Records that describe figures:

[BEGIN]

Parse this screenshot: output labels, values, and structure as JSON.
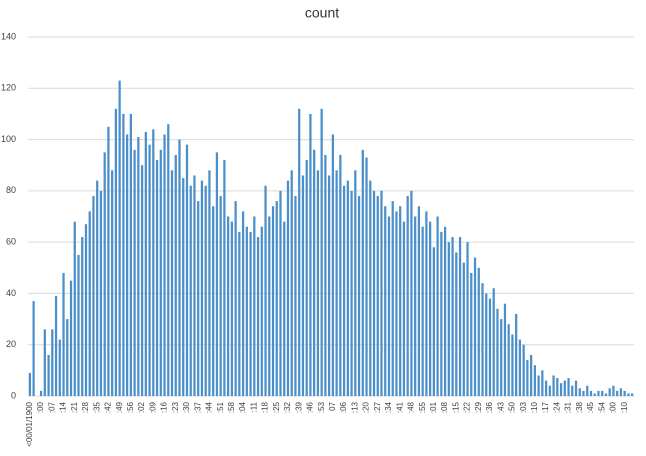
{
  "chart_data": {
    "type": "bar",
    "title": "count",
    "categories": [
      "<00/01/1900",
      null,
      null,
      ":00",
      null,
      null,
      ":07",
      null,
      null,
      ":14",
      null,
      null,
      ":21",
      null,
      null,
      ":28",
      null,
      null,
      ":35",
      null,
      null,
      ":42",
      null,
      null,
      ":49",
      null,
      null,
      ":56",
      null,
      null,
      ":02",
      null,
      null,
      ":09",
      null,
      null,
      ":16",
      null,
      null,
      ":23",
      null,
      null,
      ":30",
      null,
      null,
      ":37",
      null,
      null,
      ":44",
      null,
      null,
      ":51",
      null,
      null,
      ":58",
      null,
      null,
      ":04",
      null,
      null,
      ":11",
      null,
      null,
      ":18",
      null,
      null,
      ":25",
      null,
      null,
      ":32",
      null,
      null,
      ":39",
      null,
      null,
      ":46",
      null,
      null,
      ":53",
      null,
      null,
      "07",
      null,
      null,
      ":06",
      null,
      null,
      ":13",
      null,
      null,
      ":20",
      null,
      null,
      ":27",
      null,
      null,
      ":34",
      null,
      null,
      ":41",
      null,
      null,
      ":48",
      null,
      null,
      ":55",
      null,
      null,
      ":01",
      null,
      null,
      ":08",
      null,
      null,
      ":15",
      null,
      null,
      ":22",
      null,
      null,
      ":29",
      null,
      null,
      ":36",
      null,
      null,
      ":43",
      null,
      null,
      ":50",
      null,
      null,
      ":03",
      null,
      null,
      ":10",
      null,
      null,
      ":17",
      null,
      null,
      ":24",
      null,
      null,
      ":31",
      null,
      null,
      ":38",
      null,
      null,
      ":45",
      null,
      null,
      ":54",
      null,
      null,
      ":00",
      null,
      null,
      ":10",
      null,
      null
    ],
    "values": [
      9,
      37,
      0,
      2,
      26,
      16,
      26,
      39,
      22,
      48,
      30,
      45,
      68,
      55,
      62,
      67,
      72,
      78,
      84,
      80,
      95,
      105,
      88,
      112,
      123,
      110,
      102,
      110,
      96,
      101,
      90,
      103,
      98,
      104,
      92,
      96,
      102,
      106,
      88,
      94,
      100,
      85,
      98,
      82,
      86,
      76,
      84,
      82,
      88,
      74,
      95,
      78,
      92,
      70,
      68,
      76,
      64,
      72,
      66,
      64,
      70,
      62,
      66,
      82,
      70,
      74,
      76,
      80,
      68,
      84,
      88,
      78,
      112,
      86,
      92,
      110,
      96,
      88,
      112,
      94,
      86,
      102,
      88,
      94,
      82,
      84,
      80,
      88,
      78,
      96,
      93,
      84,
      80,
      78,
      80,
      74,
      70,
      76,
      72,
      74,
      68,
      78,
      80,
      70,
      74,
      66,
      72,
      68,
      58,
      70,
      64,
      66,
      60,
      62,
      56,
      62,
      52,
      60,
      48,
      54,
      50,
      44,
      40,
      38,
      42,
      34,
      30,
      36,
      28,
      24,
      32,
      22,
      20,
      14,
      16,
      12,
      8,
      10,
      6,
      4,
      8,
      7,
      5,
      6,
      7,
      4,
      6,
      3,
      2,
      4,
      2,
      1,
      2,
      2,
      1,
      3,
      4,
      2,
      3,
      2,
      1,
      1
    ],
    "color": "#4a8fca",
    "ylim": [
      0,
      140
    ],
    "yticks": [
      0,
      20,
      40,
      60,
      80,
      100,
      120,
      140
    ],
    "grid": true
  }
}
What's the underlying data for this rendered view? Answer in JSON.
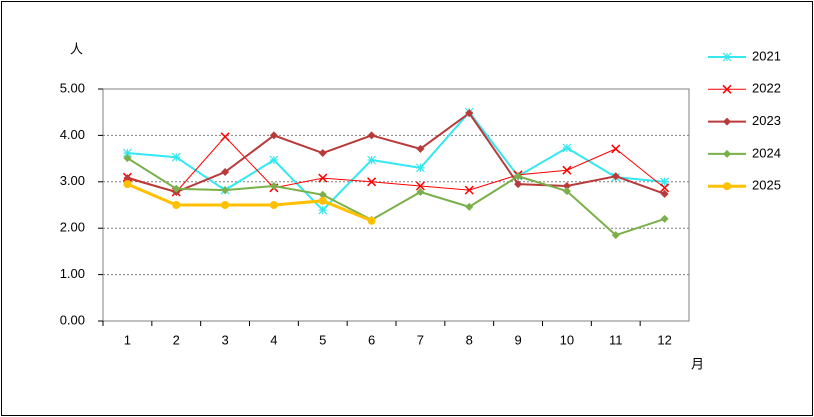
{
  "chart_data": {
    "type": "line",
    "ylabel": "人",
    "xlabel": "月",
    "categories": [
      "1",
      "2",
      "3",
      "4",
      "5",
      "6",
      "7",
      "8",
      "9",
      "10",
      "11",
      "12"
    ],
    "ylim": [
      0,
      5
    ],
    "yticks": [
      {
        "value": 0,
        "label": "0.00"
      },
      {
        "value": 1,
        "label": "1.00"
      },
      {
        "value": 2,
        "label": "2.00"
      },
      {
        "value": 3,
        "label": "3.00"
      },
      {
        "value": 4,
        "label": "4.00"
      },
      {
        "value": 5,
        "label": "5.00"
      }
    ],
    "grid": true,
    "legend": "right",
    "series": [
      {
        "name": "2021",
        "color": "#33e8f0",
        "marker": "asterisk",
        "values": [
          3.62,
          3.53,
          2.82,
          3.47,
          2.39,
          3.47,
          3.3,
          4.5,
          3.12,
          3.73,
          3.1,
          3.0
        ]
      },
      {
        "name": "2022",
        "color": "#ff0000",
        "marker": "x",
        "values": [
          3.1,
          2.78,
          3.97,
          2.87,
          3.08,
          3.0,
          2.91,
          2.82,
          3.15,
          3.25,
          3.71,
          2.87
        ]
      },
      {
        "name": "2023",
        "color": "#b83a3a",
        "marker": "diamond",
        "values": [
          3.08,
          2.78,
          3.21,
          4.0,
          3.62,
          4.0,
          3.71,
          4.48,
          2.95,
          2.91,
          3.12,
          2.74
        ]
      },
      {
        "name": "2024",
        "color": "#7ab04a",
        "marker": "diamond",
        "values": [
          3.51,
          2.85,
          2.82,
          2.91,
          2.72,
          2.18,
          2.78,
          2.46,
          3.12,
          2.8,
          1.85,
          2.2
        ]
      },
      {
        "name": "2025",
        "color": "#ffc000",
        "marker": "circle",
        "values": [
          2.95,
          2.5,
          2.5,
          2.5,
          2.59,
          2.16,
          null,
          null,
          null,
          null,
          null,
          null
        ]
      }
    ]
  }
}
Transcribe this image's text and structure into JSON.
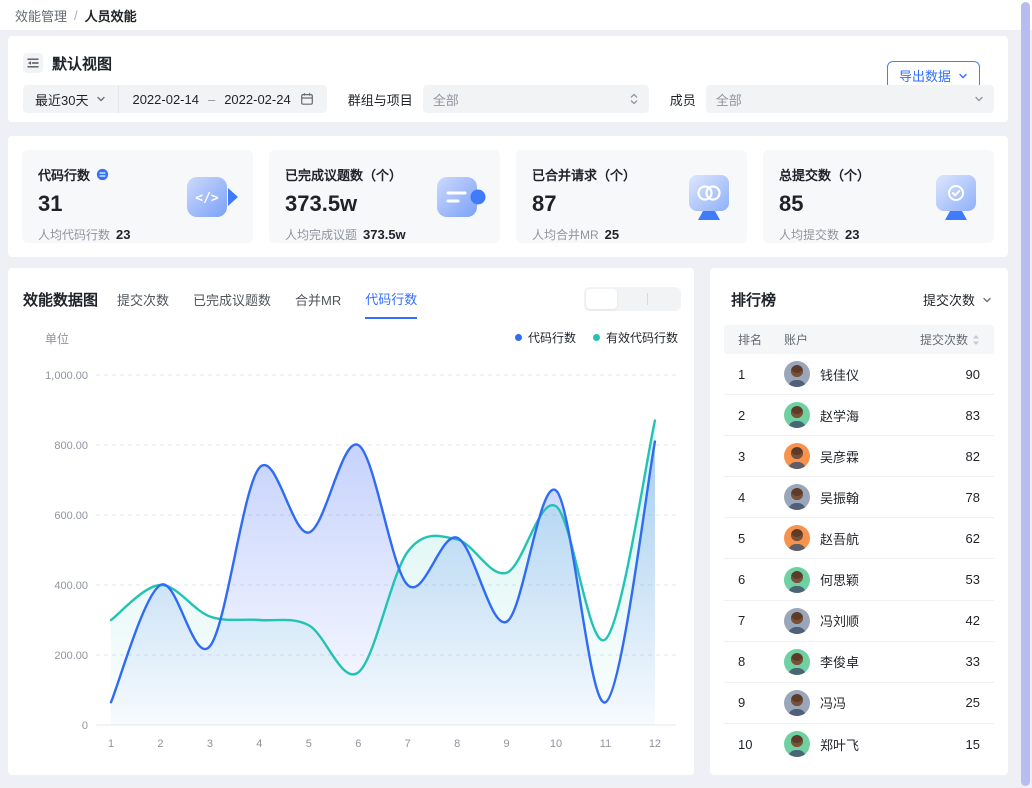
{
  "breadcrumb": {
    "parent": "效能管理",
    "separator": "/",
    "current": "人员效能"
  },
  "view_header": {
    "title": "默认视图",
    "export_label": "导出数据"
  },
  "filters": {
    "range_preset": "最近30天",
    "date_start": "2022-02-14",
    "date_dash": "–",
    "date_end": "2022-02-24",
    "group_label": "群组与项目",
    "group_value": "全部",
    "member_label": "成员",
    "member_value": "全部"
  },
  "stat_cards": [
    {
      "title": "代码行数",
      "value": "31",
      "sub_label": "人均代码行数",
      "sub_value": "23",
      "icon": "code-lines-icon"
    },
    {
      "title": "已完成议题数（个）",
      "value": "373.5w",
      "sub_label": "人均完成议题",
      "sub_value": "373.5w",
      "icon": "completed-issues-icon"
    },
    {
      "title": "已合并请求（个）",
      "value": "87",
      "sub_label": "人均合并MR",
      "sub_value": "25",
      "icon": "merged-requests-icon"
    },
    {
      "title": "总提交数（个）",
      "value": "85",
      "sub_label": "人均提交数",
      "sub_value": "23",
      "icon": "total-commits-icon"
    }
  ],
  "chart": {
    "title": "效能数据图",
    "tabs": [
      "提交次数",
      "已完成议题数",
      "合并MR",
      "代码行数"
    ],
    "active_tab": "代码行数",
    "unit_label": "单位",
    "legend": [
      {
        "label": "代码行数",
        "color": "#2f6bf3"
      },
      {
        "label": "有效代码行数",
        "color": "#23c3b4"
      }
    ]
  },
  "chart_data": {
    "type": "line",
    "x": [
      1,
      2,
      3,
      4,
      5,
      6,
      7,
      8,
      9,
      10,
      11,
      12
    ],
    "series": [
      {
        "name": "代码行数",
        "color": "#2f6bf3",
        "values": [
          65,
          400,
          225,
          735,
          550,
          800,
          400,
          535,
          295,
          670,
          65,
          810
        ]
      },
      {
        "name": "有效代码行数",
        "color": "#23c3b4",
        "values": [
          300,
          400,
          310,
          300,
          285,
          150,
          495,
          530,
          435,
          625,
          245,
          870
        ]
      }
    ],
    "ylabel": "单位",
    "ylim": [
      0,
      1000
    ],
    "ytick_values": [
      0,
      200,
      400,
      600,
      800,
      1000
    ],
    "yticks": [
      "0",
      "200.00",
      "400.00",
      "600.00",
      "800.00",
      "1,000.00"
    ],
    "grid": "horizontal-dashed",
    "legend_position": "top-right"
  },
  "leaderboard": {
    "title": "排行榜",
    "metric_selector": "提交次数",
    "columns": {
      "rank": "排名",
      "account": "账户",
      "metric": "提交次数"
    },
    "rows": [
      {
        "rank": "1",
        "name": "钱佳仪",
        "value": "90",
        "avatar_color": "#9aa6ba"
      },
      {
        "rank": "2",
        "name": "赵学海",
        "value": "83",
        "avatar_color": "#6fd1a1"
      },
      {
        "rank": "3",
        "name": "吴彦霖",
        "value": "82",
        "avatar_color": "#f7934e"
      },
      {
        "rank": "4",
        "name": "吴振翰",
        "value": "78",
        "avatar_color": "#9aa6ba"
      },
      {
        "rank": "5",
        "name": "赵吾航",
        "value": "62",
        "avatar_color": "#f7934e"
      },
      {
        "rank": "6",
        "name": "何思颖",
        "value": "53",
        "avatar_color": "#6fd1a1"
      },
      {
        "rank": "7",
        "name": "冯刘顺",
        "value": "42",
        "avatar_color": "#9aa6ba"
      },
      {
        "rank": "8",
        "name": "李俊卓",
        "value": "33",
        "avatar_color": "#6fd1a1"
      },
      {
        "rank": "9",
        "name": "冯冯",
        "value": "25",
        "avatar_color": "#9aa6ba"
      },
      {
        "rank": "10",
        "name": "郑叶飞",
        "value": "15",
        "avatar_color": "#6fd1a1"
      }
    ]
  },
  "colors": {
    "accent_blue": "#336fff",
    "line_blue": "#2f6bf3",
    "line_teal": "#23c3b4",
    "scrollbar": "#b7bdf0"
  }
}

[END]

> _TASK OBJECTIVE_
Show every line in the records above that contains the word "grid".

> _EXERCISE RESULT_
    "grid": true
    "grid": true,
    "grid": "horizontal-dashed",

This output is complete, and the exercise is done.